Copy each line exactly. Drop every picture.

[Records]
[Start]
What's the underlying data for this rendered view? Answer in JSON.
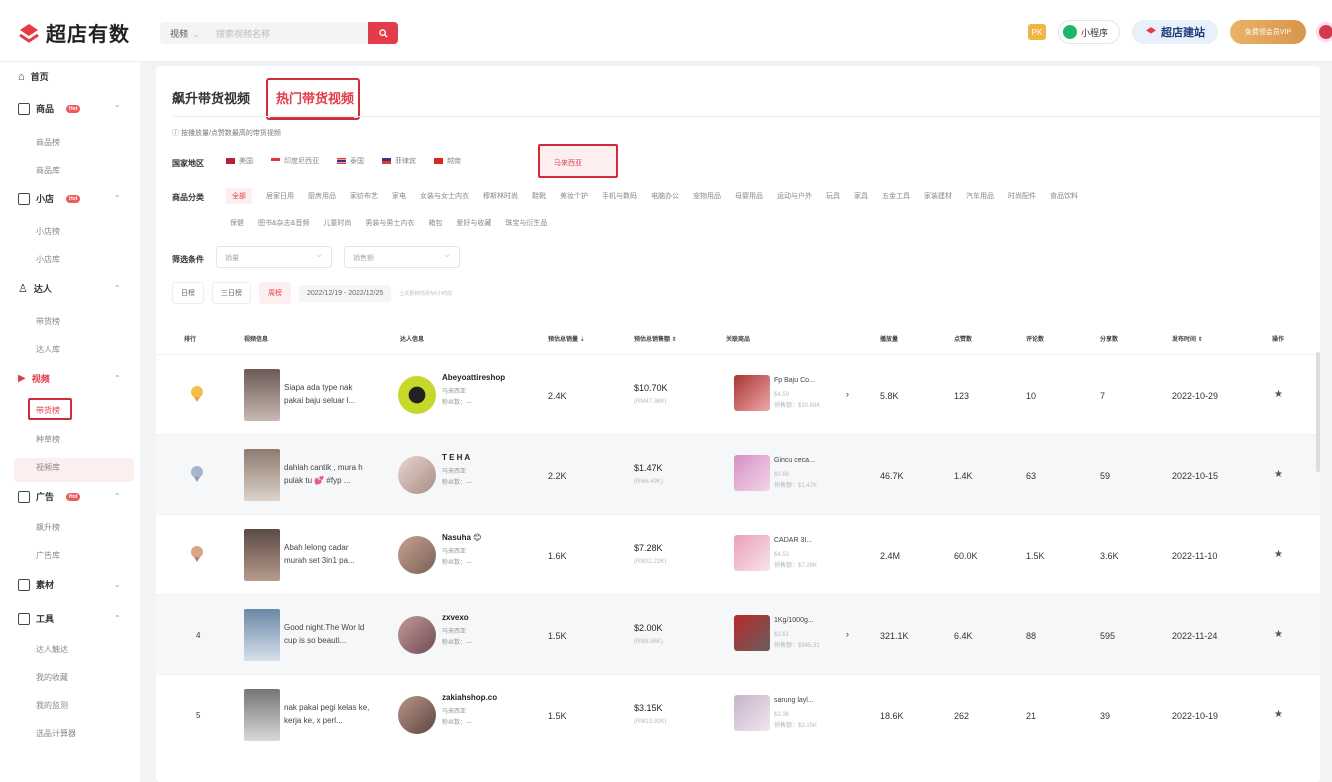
{
  "brand": {
    "name": "超店有数",
    "accent": "#e33b48"
  },
  "search": {
    "type": "视频",
    "placeholder": "搜索视频名称"
  },
  "topbar": {
    "pk": "PK",
    "mini": "小程序",
    "site": "超店建站",
    "vip": "免费领会员VIP"
  },
  "sidebar": {
    "home": "首页",
    "goods": "商品",
    "goods_badge": "Hot",
    "goods_subs": [
      "商品榜",
      "商品库"
    ],
    "shop": "小店",
    "shop_badge": "Hot",
    "shop_subs": [
      "小店榜",
      "小店库"
    ],
    "influencer": "达人",
    "influencer_subs": [
      "带货榜",
      "达人库"
    ],
    "video": "视频",
    "video_subs": [
      "带货榜",
      "种草榜",
      "视频库"
    ],
    "ads": "广告",
    "ads_badge": "Hot",
    "ads_subs": [
      "飙升榜",
      "广告库"
    ],
    "material": "素材",
    "tools": "工具",
    "tools_subs": [
      "达人触达",
      "我的收藏",
      "我的监测",
      "选品计算器"
    ]
  },
  "tabs": {
    "rising": "飙升带货视频",
    "hot": "热门带货视频"
  },
  "hint": "ⓘ 按播放量/点赞数最高的带货视频",
  "labels": {
    "country": "国家地区",
    "category": "商品分类",
    "filter": "筛选条件"
  },
  "countries": [
    "美国",
    "印度尼西亚",
    "泰国",
    "菲律宾",
    "越南",
    "马来西亚"
  ],
  "categories_row1": [
    "全部",
    "居家日用",
    "厨房用品",
    "家纺布艺",
    "家电",
    "女装与女士内衣",
    "穆斯林时尚",
    "鞋靴",
    "美妆个护",
    "手机与数码",
    "电脑办公",
    "宠物用品",
    "母婴用品",
    "运动与户外",
    "玩具",
    "家具",
    "五金工具",
    "家装建材",
    "汽车用品",
    "时尚配件",
    "食品饮料"
  ],
  "categories_row2": [
    "保健",
    "图书&杂志&音频",
    "儿童时尚",
    "男装与男士内衣",
    "箱包",
    "爱好与收藏",
    "珠宝与衍生品"
  ],
  "filters": {
    "f1": "销量",
    "f2": "销售额"
  },
  "period": {
    "day": "日榜",
    "three": "三日榜",
    "week": "周榜",
    "range": "2022/12/19 - 2022/12/25",
    "note": "上次更新时间为5小时前"
  },
  "columns": {
    "rank": "排行",
    "video": "视频信息",
    "influencer": "达人信息",
    "est_sales": "预估总销量 ⇣",
    "est_gmv": "预估总销售额 ⇕",
    "products": "关联商品",
    "plays": "播放量",
    "likes": "点赞数",
    "comments": "评论数",
    "shares": "分享数",
    "publish": "发布时间 ⇕",
    "action": "操作"
  },
  "rows": [
    {
      "rank": "1",
      "title": "Siapa ada type nak pakai baju seluar l...",
      "name": "Abeyoattireshop",
      "region": "马来西亚",
      "fans": "粉丝数：---",
      "sales": "2.4K",
      "gmv": "$10.70K",
      "gmv_local": "(RM47.36K)",
      "product": "Fp Baju Co...",
      "price": "$4.59",
      "psales": "销售额：$10.69K",
      "plays": "5.8K",
      "likes": "123",
      "comments": "10",
      "shares": "7",
      "date": "2022-10-29"
    },
    {
      "rank": "2",
      "title": "dahlah cantik , mura h pulak tu 💕 #fyp ...",
      "name": "T E H A",
      "region": "马来西亚",
      "fans": "粉丝数：---",
      "sales": "2.2K",
      "gmv": "$1.47K",
      "gmv_local": "(RM6.49K)",
      "product": "Gincu ceca...",
      "price": "$0.68",
      "psales": "销售额：$1.47K",
      "plays": "46.7K",
      "likes": "1.4K",
      "comments": "63",
      "shares": "59",
      "date": "2022-10-15"
    },
    {
      "rank": "3",
      "title": "Abah lelong cadar murah set 3in1 pa...",
      "name": "Nasuha 😊",
      "region": "马来西亚",
      "fans": "粉丝数：---",
      "sales": "1.6K",
      "gmv": "$7.28K",
      "gmv_local": "(RM32.22K)",
      "product": "CADAR 3I...",
      "price": "$4.52",
      "psales": "销售额：$7.28K",
      "plays": "2.4M",
      "likes": "60.0K",
      "comments": "1.5K",
      "shares": "3.6K",
      "date": "2022-11-10"
    },
    {
      "rank": "4",
      "title": "Good night.The Wor ld cup is so beauti...",
      "name": "zxvexo",
      "region": "马来西亚",
      "fans": "粉丝数：---",
      "sales": "1.5K",
      "gmv": "$2.00K",
      "gmv_local": "(RM8.86K)",
      "product": "1Kg/1000g...",
      "price": "$2.61",
      "psales": "销售额：$945.31",
      "plays": "321.1K",
      "likes": "6.4K",
      "comments": "88",
      "shares": "595",
      "date": "2022-11-24"
    },
    {
      "rank": "5",
      "title": "nak pakai pegi kelas ke, kerja ke, x perl...",
      "name": "zakiahshop.co",
      "region": "马来西亚",
      "fans": "粉丝数：---",
      "sales": "1.5K",
      "gmv": "$3.15K",
      "gmv_local": "(RM13.93K)",
      "product": "sarung layl...",
      "price": "$2.36",
      "psales": "销售额：$3.15K",
      "plays": "18.6K",
      "likes": "262",
      "comments": "21",
      "shares": "39",
      "date": "2022-10-19"
    }
  ]
}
[End]
**Response to the task**
What's the underlying data for this rendered view? Answer in JSON.
{
  "brand": {
    "name": "超店有数",
    "accent": "#e33b48"
  },
  "search": {
    "type": "视频",
    "placeholder": "搜索视频名称"
  },
  "topbar": {
    "pk": "PK",
    "mini": "小程序",
    "site": "超店建站",
    "vip": "免费领会员VIP"
  },
  "sidebar": {
    "home": "首页",
    "goods": "商品",
    "goods_badge": "Hot",
    "goods_subs": [
      "商品榜",
      "商品库"
    ],
    "shop": "小店",
    "shop_badge": "Hot",
    "shop_subs": [
      "小店榜",
      "小店库"
    ],
    "influencer": "达人",
    "influencer_subs": [
      "带货榜",
      "达人库"
    ],
    "video": "视频",
    "video_subs": [
      "带货榜",
      "种草榜",
      "视频库"
    ],
    "ads": "广告",
    "ads_badge": "Hot",
    "ads_subs": [
      "飙升榜",
      "广告库"
    ],
    "material": "素材",
    "tools": "工具",
    "tools_subs": [
      "达人触达",
      "我的收藏",
      "我的监测",
      "选品计算器"
    ]
  },
  "tabs": {
    "rising": "飙升带货视频",
    "hot": "热门带货视频"
  },
  "hint": "ⓘ 按播放量/点赞数最高的带货视频",
  "labels": {
    "country": "国家地区",
    "category": "商品分类",
    "filter": "筛选条件"
  },
  "countries": [
    "美国",
    "印度尼西亚",
    "泰国",
    "菲律宾",
    "越南",
    "马来西亚"
  ],
  "categories_row1": [
    "全部",
    "居家日用",
    "厨房用品",
    "家纺布艺",
    "家电",
    "女装与女士内衣",
    "穆斯林时尚",
    "鞋靴",
    "美妆个护",
    "手机与数码",
    "电脑办公",
    "宠物用品",
    "母婴用品",
    "运动与户外",
    "玩具",
    "家具",
    "五金工具",
    "家装建材",
    "汽车用品",
    "时尚配件",
    "食品饮料"
  ],
  "categories_row2": [
    "保健",
    "图书&杂志&音频",
    "儿童时尚",
    "男装与男士内衣",
    "箱包",
    "爱好与收藏",
    "珠宝与衍生品"
  ],
  "filters": {
    "f1": "销量",
    "f2": "销售额"
  },
  "period": {
    "day": "日榜",
    "three": "三日榜",
    "week": "周榜",
    "range": "2022/12/19 - 2022/12/25",
    "note": "上次更新时间为5小时前"
  },
  "columns": {
    "rank": "排行",
    "video": "视频信息",
    "influencer": "达人信息",
    "est_sales": "预估总销量 ⇣",
    "est_gmv": "预估总销售额 ⇕",
    "products": "关联商品",
    "plays": "播放量",
    "likes": "点赞数",
    "comments": "评论数",
    "shares": "分享数",
    "publish": "发布时间 ⇕",
    "action": "操作"
  },
  "rows": [
    {
      "rank": "1",
      "title": "Siapa ada type nak pakai baju seluar l...",
      "name": "Abeyoattireshop",
      "region": "马来西亚",
      "fans": "粉丝数：---",
      "sales": "2.4K",
      "gmv": "$10.70K",
      "gmv_local": "(RM47.36K)",
      "product": "Fp Baju Co...",
      "price": "$4.59",
      "psales": "销售额：$10.69K",
      "plays": "5.8K",
      "likes": "123",
      "comments": "10",
      "shares": "7",
      "date": "2022-10-29"
    },
    {
      "rank": "2",
      "title": "dahlah cantik , mura h pulak tu 💕 #fyp ...",
      "name": "T E H A",
      "region": "马来西亚",
      "fans": "粉丝数：---",
      "sales": "2.2K",
      "gmv": "$1.47K",
      "gmv_local": "(RM6.49K)",
      "product": "Gincu ceca...",
      "price": "$0.68",
      "psales": "销售额：$1.47K",
      "plays": "46.7K",
      "likes": "1.4K",
      "comments": "63",
      "shares": "59",
      "date": "2022-10-15"
    },
    {
      "rank": "3",
      "title": "Abah lelong cadar murah set 3in1 pa...",
      "name": "Nasuha 😊",
      "region": "马来西亚",
      "fans": "粉丝数：---",
      "sales": "1.6K",
      "gmv": "$7.28K",
      "gmv_local": "(RM32.22K)",
      "product": "CADAR 3I...",
      "price": "$4.52",
      "psales": "销售额：$7.28K",
      "plays": "2.4M",
      "likes": "60.0K",
      "comments": "1.5K",
      "shares": "3.6K",
      "date": "2022-11-10"
    },
    {
      "rank": "4",
      "title": "Good night.The Wor ld cup is so beauti...",
      "name": "zxvexo",
      "region": "马来西亚",
      "fans": "粉丝数：---",
      "sales": "1.5K",
      "gmv": "$2.00K",
      "gmv_local": "(RM8.86K)",
      "product": "1Kg/1000g...",
      "price": "$2.61",
      "psales": "销售额：$945.31",
      "plays": "321.1K",
      "likes": "6.4K",
      "comments": "88",
      "shares": "595",
      "date": "2022-11-24"
    },
    {
      "rank": "5",
      "title": "nak pakai pegi kelas ke, kerja ke, x perl...",
      "name": "zakiahshop.co",
      "region": "马来西亚",
      "fans": "粉丝数：---",
      "sales": "1.5K",
      "gmv": "$3.15K",
      "gmv_local": "(RM13.93K)",
      "product": "sarung layl...",
      "price": "$2.36",
      "psales": "销售额：$3.15K",
      "plays": "18.6K",
      "likes": "262",
      "comments": "21",
      "shares": "39",
      "date": "2022-10-19"
    }
  ]
}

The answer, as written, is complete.